**YOUR TASK:**
Reproduce the passage on speech quality monitoring word for word, in full.

**PROVIDED PASSAGE:**
· · ·
The present Applicant's Internationl Patent specifications WO96/06495 and WO96/06496 (both published on 29 Feb. 1996), and WO97/05730 (published 13 Feb. 1997) propose three other possible solutions to this problem. WO96/06495 describes the analysis of certain characteristics of speech which are talker-independent in order to determine how the signal has been modified by the telecommunications link. In WO96/06496, the content of a received signal is analysed by a speech recogniser and the results of this analysis are processed by a speech synthesiser to regenerate a speech signal having no distortions. WO97/05730 discloses a process in which the received signal is compared with parameters identifying speech-like and non-speech like characteristics, to derive a measurement of the quality of the signal. However, all of these techniques require considerable processing power, making it difficult to monitor signal quality in real time, and the processes all require some assumptions to be made about the incoming signal.
· · ·
Document layout analysis data
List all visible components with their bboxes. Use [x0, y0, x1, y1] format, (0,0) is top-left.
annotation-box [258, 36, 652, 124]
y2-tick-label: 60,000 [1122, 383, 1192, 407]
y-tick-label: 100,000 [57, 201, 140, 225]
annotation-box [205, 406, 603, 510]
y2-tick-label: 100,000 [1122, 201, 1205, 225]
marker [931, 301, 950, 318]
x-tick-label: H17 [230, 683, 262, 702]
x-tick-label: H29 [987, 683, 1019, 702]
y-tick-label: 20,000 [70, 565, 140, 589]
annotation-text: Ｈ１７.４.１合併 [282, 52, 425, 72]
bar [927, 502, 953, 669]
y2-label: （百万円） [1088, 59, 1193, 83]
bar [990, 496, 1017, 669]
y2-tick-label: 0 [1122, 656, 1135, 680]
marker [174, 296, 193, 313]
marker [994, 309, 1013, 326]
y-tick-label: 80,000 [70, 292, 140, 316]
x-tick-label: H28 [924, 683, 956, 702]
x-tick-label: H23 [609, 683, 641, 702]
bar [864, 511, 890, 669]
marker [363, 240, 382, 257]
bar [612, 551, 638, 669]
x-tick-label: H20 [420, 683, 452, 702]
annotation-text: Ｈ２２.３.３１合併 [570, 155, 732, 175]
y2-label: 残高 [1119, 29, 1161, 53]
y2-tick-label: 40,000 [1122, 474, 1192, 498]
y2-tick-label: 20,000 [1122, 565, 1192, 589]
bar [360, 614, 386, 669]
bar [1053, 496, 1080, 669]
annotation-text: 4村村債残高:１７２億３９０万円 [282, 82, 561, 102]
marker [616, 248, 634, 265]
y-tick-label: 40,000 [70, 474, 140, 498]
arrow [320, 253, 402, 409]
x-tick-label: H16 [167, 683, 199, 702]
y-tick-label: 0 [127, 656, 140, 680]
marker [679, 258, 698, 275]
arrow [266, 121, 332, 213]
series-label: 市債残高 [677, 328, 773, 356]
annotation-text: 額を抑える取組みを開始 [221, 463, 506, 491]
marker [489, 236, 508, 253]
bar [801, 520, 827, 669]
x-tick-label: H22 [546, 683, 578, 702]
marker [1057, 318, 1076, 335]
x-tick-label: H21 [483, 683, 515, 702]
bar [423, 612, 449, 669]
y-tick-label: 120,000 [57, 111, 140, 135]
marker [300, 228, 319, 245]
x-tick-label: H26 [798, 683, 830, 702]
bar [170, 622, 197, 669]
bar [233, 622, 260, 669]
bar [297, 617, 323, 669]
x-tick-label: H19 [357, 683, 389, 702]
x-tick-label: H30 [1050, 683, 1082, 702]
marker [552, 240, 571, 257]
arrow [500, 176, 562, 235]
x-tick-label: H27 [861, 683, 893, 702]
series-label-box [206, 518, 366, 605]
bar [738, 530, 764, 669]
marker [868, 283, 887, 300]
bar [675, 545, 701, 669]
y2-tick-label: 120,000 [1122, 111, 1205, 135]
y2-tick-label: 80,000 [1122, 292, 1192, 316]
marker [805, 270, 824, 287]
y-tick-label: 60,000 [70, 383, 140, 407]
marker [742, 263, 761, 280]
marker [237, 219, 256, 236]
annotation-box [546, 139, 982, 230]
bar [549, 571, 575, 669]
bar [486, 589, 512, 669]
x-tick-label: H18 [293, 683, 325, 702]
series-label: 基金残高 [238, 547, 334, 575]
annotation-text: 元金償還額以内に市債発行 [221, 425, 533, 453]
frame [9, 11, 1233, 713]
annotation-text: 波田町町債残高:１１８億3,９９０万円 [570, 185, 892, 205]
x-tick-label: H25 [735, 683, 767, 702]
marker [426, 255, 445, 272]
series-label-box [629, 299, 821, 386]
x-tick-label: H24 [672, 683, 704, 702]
· · ·
**RESULT OF THIS TASK:**
The present Applicant's Internationl Patent specifications WO96/06495 and WO96/06496 (both published on 29 Feb. 1996), and WO97/05730 (published 13 Feb. 1997) propose three other possible solutions to this problem. WO96/06495 describes the analysis of certain characteristics of speech which are talker-independent in order to determine how the signal has been modified by the telecommunications link. In WO96/06496, the content of a received signal is analysed by a speech recogniser and the results of this analysis are processed by a speech synthesiser to regenerate a speech signal having no distortions. WO97/05730 discloses a process in which the received signal is compared with parameters identifying speech-like and non-speech like characteristics, to derive a measurement of the quality of the signal. However, all of these techniques require considerable processing power, making it difficult to monitor signal quality in real time, and the processes all require some assumptions to be made about the incoming signal.